◆ **Task requirements**: Leaving out the pictures, please retype each record exactly.

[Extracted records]
-- start --
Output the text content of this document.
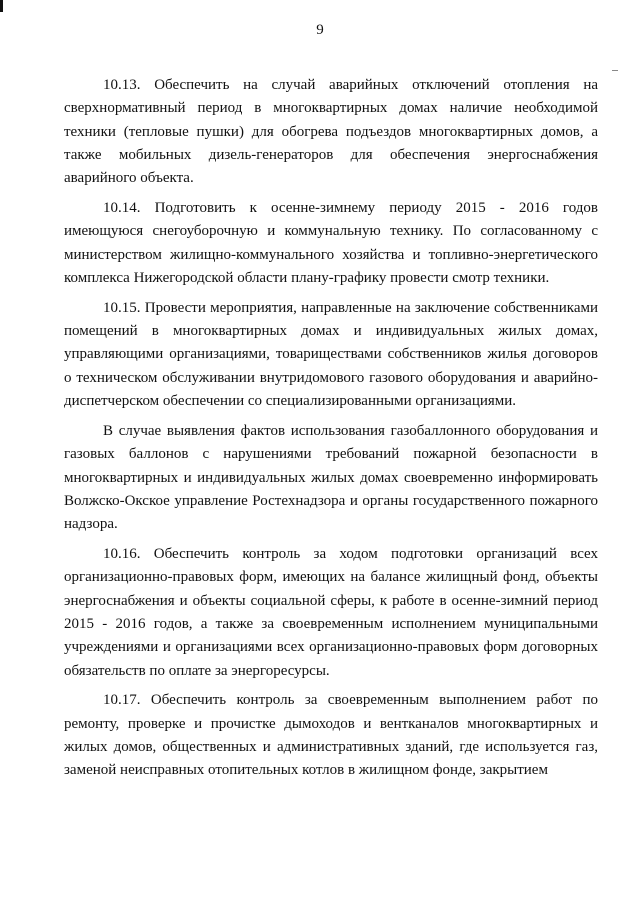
9

10.13. Обеспечить на случай аварийных отключений отопления на сверхнормативный период в многоквартирных домах наличие необходимой техники (тепловые пушки) для обогрева подъездов многоквартирных домов, а также мобильных дизель-генераторов для обеспечения энергоснабжения аварийного объекта.

10.14. Подготовить к осенне-зимнему периоду 2015 - 2016 годов имеющуюся снегоуборочную и коммунальную технику. По согласованному с министерством жилищно-коммунального хозяйства и топливно-энергетического комплекса Нижегородской области плану-графику провести смотр техники.

10.15. Провести мероприятия, направленные на заключение собственниками помещений в многоквартирных домах и индивидуальных жилых домах, управляющими организациями, товариществами собственников жилья договоров о техническом обслуживании внутридомового газового оборудования и аварийно-диспетчерском обеспечении со специализированными организациями.

В случае выявления фактов использования газобаллонного оборудования и газовых баллонов с нарушениями требований пожарной безопасности в многоквартирных и индивидуальных жилых домах своевременно информировать Волжско-Окское управление Ростехнадзора и органы государственного пожарного надзора.

10.16. Обеспечить контроль за ходом подготовки организаций всех организационно-правовых форм, имеющих на балансе жилищный фонд, объекты энергоснабжения и объекты социальной сферы, к работе в осенне-зимний период 2015 - 2016 годов, а также за своевременным исполнением муниципальными учреждениями и организациями всех организационно-правовых форм договорных обязательств по оплате за энергоресурсы.

10.17. Обеспечить контроль за своевременным выполнением работ по ремонту, проверке и прочистке дымоходов и вентканалов многоквартирных и жилых домов, общественных и административных зданий, где используется газ, заменой неисправных отопительных котлов в жилищном фонде, закрытием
-- end --
◆ **Task output**:
Output the text content of this document.
9

10.13. Обеспечить на случай аварийных отключений отопления на сверхнормативный период в многоквартирных домах наличие необходимой техники (тепловые пушки) для обогрева подъездов многоквартирных домов, а также мобильных дизель-генераторов для обеспечения энергоснабжения аварийного объекта.

10.14. Подготовить к осенне-зимнему периоду 2015 - 2016 годов имеющуюся снегоуборочную и коммунальную технику. По согласованному с министерством жилищно-коммунального хозяйства и топливно-энергетического комплекса Нижегородской области плану-графику провести смотр техники.

10.15. Провести мероприятия, направленные на заключение собственниками помещений в многоквартирных домах и индивидуальных жилых домах, управляющими организациями, товариществами собственников жилья договоров о техническом обслуживании внутридомового газового оборудования и аварийно-диспетчерском обеспечении со специализированными организациями.

В случае выявления фактов использования газобаллонного оборудования и газовых баллонов с нарушениями требований пожарной безопасности в многоквартирных и индивидуальных жилых домах своевременно информировать Волжско-Окское управление Ростехнадзора и органы государственного пожарного надзора.

10.16. Обеспечить контроль за ходом подготовки организаций всех организационно-правовых форм, имеющих на балансе жилищный фонд, объекты энергоснабжения и объекты социальной сферы, к работе в осенне-зимний период 2015 - 2016 годов, а также за своевременным исполнением муниципальными учреждениями и организациями всех организационно-правовых форм договорных обязательств по оплате за энергоресурсы.

10.17. Обеспечить контроль за своевременным выполнением работ по ремонту, проверке и прочистке дымоходов и вентканалов многоквартирных и жилых домов, общественных и административных зданий, где используется газ, заменой неисправных отопительных котлов в жилищном фонде, закрытием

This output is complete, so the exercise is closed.